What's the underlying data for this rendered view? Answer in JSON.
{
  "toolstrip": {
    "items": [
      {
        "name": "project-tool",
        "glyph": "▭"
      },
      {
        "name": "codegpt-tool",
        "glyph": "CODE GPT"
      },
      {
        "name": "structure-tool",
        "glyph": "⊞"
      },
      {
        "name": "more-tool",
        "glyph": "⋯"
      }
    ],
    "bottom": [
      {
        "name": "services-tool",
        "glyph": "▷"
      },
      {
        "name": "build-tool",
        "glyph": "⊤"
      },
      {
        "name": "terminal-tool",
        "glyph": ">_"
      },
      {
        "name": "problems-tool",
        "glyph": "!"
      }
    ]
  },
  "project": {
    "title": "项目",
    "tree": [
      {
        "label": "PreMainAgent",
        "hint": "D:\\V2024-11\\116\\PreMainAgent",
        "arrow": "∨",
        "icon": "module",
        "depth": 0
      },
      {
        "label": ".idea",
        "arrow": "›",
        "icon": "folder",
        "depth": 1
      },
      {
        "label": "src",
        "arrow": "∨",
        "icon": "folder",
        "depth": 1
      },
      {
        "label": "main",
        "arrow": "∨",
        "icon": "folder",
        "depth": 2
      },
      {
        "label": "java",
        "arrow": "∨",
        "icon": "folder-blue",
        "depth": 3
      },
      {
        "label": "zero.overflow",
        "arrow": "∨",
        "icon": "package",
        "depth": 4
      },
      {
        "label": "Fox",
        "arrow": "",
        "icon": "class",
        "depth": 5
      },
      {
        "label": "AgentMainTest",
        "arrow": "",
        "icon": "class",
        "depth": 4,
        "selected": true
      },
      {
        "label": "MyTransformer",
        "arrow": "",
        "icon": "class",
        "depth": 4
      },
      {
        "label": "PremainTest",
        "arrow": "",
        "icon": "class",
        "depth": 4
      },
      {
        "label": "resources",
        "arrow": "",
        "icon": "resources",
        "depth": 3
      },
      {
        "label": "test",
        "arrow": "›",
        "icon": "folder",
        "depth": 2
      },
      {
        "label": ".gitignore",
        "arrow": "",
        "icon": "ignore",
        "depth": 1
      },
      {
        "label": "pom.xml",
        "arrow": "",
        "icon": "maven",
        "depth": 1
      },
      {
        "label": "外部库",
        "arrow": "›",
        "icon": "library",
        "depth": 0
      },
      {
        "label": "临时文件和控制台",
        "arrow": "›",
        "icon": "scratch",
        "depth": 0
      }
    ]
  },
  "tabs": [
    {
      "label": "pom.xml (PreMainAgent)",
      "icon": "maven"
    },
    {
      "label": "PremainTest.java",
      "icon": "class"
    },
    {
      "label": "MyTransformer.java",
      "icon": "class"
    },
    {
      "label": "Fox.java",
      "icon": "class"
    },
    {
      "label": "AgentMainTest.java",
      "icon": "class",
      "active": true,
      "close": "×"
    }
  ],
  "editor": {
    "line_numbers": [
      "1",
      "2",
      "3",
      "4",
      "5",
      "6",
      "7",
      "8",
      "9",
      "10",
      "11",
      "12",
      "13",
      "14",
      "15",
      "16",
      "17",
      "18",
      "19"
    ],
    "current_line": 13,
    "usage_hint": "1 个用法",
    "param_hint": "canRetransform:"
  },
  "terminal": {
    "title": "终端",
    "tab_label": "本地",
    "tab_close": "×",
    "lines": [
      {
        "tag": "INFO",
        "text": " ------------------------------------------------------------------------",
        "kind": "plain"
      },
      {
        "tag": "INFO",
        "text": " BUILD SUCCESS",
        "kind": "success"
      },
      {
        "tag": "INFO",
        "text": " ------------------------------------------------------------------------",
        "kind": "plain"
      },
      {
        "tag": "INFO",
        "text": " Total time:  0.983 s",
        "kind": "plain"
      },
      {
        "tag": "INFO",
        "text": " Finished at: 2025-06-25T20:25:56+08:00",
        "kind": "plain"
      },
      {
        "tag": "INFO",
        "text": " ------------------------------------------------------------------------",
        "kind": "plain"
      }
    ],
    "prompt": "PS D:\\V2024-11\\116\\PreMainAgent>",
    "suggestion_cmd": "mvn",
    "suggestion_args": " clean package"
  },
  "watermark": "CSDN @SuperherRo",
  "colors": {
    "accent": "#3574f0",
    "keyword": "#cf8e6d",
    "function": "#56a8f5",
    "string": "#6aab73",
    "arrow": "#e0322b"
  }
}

# # #

PROBLEM DESCRIPTION
Print the material above once more, exactly.

RESPONSE TO THIS TASK
What's the underlying data for this rendered view? Answer in JSON.
{
  "toolstrip": {
    "items": [
      {
        "name": "project-tool",
        "glyph": "▭"
      },
      {
        "name": "codegpt-tool",
        "glyph": "CODE GPT"
      },
      {
        "name": "structure-tool",
        "glyph": "⊞"
      },
      {
        "name": "more-tool",
        "glyph": "⋯"
      }
    ],
    "bottom": [
      {
        "name": "services-tool",
        "glyph": "▷"
      },
      {
        "name": "build-tool",
        "glyph": "⊤"
      },
      {
        "name": "terminal-tool",
        "glyph": ">_"
      },
      {
        "name": "problems-tool",
        "glyph": "!"
      }
    ]
  },
  "project": {
    "title": "项目",
    "tree": [
      {
        "label": "PreMainAgent",
        "hint": "D:\\V2024-11\\116\\PreMainAgent",
        "arrow": "∨",
        "icon": "module",
        "depth": 0
      },
      {
        "label": ".idea",
        "arrow": "›",
        "icon": "folder",
        "depth": 1
      },
      {
        "label": "src",
        "arrow": "∨",
        "icon": "folder",
        "depth": 1
      },
      {
        "label": "main",
        "arrow": "∨",
        "icon": "folder",
        "depth": 2
      },
      {
        "label": "java",
        "arrow": "∨",
        "icon": "folder-blue",
        "depth": 3
      },
      {
        "label": "zero.overflow",
        "arrow": "∨",
        "icon": "package",
        "depth": 4
      },
      {
        "label": "Fox",
        "arrow": "",
        "icon": "class",
        "depth": 5
      },
      {
        "label": "AgentMainTest",
        "arrow": "",
        "icon": "class",
        "depth": 4,
        "selected": true
      },
      {
        "label": "MyTransformer",
        "arrow": "",
        "icon": "class",
        "depth": 4
      },
      {
        "label": "PremainTest",
        "arrow": "",
        "icon": "class",
        "depth": 4
      },
      {
        "label": "resources",
        "arrow": "",
        "icon": "resources",
        "depth": 3
      },
      {
        "label": "test",
        "arrow": "›",
        "icon": "folder",
        "depth": 2
      },
      {
        "label": ".gitignore",
        "arrow": "",
        "icon": "ignore",
        "depth": 1
      },
      {
        "label": "pom.xml",
        "arrow": "",
        "icon": "maven",
        "depth": 1
      },
      {
        "label": "外部库",
        "arrow": "›",
        "icon": "library",
        "depth": 0
      },
      {
        "label": "临时文件和控制台",
        "arrow": "›",
        "icon": "scratch",
        "depth": 0
      }
    ]
  },
  "tabs": [
    {
      "label": "pom.xml (PreMainAgent)",
      "icon": "maven"
    },
    {
      "label": "PremainTest.java",
      "icon": "class"
    },
    {
      "label": "MyTransformer.java",
      "icon": "class"
    },
    {
      "label": "Fox.java",
      "icon": "class"
    },
    {
      "label": "AgentMainTest.java",
      "icon": "class",
      "active": true,
      "close": "×"
    }
  ],
  "editor": {
    "line_numbers": [
      "1",
      "2",
      "3",
      "4",
      "5",
      "6",
      "7",
      "8",
      "9",
      "10",
      "11",
      "12",
      "13",
      "14",
      "15",
      "16",
      "17",
      "18",
      "19"
    ],
    "current_line": 13,
    "usage_hint": "1 个用法",
    "param_hint": "canRetransform:"
  },
  "terminal": {
    "title": "终端",
    "tab_label": "本地",
    "tab_close": "×",
    "lines": [
      {
        "tag": "INFO",
        "text": " ------------------------------------------------------------------------",
        "kind": "plain"
      },
      {
        "tag": "INFO",
        "text": " BUILD SUCCESS",
        "kind": "success"
      },
      {
        "tag": "INFO",
        "text": " ------------------------------------------------------------------------",
        "kind": "plain"
      },
      {
        "tag": "INFO",
        "text": " Total time:  0.983 s",
        "kind": "plain"
      },
      {
        "tag": "INFO",
        "text": " Finished at: 2025-06-25T20:25:56+08:00",
        "kind": "plain"
      },
      {
        "tag": "INFO",
        "text": " ------------------------------------------------------------------------",
        "kind": "plain"
      }
    ],
    "prompt": "PS D:\\V2024-11\\116\\PreMainAgent>",
    "suggestion_cmd": "mvn",
    "suggestion_args": " clean package"
  },
  "watermark": "CSDN @SuperherRo",
  "colors": {
    "accent": "#3574f0",
    "keyword": "#cf8e6d",
    "function": "#56a8f5",
    "string": "#6aab73",
    "arrow": "#e0322b"
  }
}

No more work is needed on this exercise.